• Goal of the exercise:
Collect every line below that contains the word "不可能有两个零点".

• Records shown:
════════════════

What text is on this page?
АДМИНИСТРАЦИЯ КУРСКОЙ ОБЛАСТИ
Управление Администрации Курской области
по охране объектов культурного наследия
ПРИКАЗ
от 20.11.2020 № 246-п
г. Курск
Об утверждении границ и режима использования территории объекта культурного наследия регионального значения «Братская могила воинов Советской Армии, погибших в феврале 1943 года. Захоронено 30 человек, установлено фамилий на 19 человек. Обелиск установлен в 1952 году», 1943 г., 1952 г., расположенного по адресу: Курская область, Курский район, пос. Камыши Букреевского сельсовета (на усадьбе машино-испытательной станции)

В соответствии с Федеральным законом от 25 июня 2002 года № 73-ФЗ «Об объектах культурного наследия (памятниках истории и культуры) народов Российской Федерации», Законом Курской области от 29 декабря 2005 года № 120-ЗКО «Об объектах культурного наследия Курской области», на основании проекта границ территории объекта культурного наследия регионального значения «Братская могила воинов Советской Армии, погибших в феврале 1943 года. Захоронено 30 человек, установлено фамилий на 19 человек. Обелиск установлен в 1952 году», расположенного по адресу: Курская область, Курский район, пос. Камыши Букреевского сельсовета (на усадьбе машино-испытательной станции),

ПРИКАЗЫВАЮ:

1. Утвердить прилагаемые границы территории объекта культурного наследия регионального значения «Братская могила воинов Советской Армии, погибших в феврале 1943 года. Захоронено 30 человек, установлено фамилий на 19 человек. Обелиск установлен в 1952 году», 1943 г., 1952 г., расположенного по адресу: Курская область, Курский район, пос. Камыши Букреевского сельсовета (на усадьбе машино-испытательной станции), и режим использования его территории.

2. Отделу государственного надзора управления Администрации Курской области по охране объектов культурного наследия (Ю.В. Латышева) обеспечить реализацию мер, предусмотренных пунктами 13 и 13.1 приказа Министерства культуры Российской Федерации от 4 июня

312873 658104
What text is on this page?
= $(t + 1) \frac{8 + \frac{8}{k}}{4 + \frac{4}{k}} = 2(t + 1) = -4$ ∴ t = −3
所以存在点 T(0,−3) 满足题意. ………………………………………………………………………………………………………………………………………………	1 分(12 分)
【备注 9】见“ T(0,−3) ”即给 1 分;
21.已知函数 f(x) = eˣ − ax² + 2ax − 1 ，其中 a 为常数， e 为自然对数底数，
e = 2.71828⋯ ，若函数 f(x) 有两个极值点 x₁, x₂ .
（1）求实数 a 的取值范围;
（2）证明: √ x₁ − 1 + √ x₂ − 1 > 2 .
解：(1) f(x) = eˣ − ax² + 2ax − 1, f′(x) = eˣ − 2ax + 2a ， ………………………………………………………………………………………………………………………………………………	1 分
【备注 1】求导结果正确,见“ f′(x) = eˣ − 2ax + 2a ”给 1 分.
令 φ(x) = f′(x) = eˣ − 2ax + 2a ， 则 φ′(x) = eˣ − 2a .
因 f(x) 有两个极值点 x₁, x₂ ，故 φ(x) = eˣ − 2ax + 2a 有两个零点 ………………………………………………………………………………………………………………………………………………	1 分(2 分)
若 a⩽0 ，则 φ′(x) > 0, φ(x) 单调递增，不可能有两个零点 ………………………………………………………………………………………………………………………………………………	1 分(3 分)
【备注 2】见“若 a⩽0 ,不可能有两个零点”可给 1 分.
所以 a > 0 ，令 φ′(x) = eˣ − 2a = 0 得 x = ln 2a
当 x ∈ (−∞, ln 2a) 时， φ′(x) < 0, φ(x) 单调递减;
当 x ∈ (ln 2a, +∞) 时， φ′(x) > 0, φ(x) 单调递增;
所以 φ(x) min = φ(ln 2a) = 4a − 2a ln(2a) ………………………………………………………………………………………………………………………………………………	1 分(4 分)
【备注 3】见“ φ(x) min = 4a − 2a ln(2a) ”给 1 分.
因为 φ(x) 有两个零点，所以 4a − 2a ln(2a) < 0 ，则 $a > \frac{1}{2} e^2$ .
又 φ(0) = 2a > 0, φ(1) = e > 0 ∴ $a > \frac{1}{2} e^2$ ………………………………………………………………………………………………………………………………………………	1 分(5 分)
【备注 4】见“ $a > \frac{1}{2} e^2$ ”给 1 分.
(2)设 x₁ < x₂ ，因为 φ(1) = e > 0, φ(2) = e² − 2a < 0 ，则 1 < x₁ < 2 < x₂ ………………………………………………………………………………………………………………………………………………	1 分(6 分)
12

════════════════

• Solved problem:
若 a⩽0 ，则 φ′(x) > 0, φ(x) 单调递增，不可能有两个零点 ………………………………………………………………………………………………………………………………………………	1 分(3 分)
【备注 2】见“若 a⩽0 ,不可能有两个零点”可给 1 分.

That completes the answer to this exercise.